• WORKING DATA:
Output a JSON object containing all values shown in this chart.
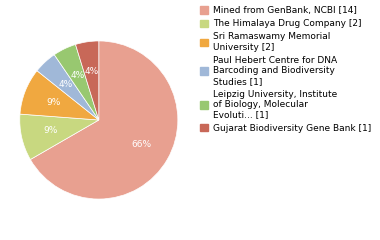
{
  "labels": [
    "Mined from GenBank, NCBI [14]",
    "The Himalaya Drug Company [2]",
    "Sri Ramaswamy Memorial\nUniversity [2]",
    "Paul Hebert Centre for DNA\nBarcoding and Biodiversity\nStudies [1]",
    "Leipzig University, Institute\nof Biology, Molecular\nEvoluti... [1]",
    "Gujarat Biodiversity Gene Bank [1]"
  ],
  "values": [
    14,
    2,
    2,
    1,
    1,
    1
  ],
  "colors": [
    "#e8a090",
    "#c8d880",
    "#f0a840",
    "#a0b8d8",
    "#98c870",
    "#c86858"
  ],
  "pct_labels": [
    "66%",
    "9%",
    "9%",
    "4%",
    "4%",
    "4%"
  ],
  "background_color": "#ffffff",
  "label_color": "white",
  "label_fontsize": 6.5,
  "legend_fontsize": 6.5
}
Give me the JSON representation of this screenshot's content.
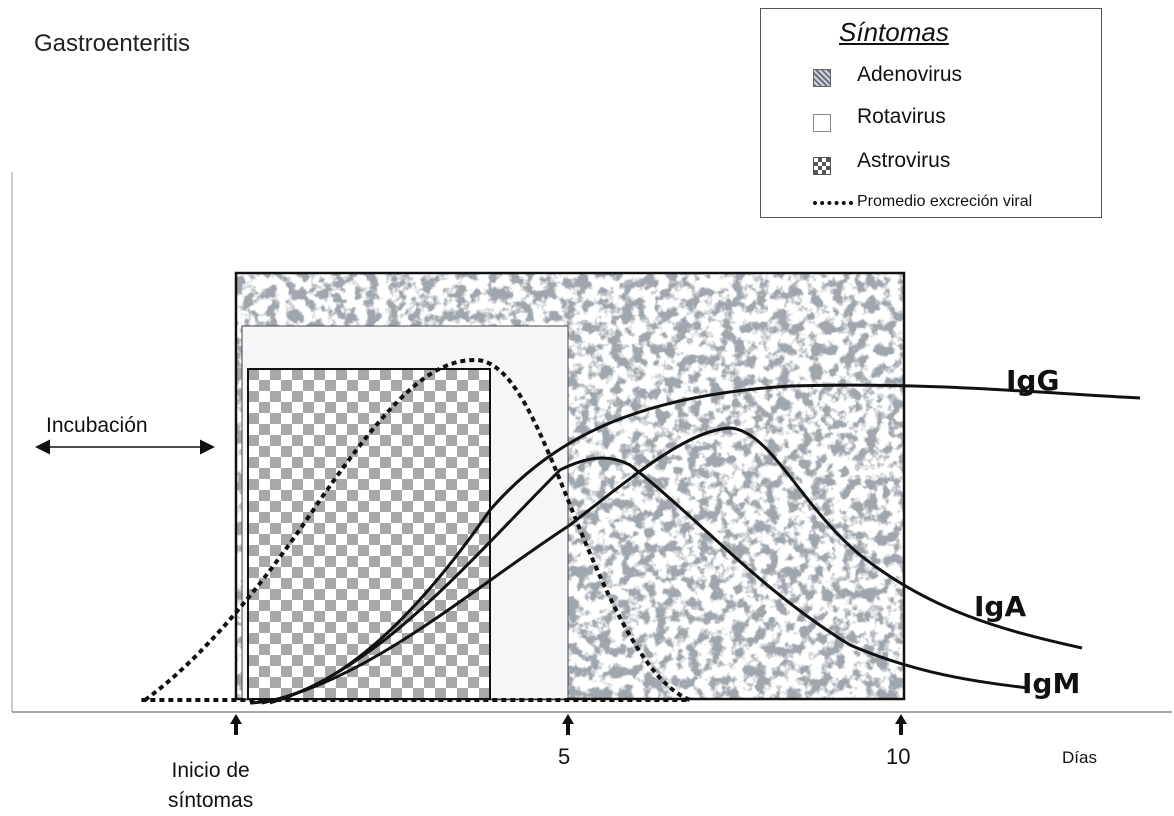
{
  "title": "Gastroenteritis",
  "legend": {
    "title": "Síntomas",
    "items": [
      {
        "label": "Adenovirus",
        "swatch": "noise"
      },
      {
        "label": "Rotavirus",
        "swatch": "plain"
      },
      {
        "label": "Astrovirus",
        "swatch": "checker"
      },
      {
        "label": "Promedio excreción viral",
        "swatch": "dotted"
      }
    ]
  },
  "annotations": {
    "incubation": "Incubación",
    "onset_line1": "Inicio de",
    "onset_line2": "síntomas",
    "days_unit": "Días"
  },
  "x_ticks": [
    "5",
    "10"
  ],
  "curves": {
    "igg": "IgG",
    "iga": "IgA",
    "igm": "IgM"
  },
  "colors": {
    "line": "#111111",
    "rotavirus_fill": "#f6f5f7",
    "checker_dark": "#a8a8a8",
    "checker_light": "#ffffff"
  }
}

• TASK PROMPT:
Extract the full listing exactly, with the pictures left out.

• ANSWER TO THIS PROBLEM:
Output a JSON object containing all values shown in this chart.
{
  "labels": [
    "Mined from GenBank, NCBI [14]",
    "The Himalaya Drug Company [2]",
    "Sri Ramaswamy Memorial\nUniversity [2]",
    "Paul Hebert Centre for DNA\nBarcoding and Biodiversity\nStudies [1]",
    "Leipzig University, Institute\nof Biology, Molecular\nEvoluti... [1]",
    "Gujarat Biodiversity Gene Bank [1]"
  ],
  "values": [
    14,
    2,
    2,
    1,
    1,
    1
  ],
  "colors": [
    "#e8a090",
    "#c8d880",
    "#f0a840",
    "#a0b8d8",
    "#98c870",
    "#c86858"
  ],
  "pct_labels": [
    "66%",
    "9%",
    "9%",
    "4%",
    "4%",
    "4%"
  ],
  "background_color": "#ffffff",
  "label_color": "white",
  "label_fontsize": 6.5,
  "legend_fontsize": 6.5
}
Give me the JSON representation of this screenshot's content.
{
  "title": "Gastroenteritis",
  "legend": {
    "title": "Síntomas",
    "items": [
      {
        "label": "Adenovirus",
        "swatch": "noise"
      },
      {
        "label": "Rotavirus",
        "swatch": "plain"
      },
      {
        "label": "Astrovirus",
        "swatch": "checker"
      },
      {
        "label": "Promedio excreción viral",
        "swatch": "dotted"
      }
    ]
  },
  "annotations": {
    "incubation": "Incubación",
    "onset_line1": "Inicio de",
    "onset_line2": "síntomas",
    "days_unit": "Días"
  },
  "x_ticks": [
    "5",
    "10"
  ],
  "curves": {
    "igg": "IgG",
    "iga": "IgA",
    "igm": "IgM"
  },
  "colors": {
    "line": "#111111",
    "rotavirus_fill": "#f6f5f7",
    "checker_dark": "#a8a8a8",
    "checker_light": "#ffffff"
  }
}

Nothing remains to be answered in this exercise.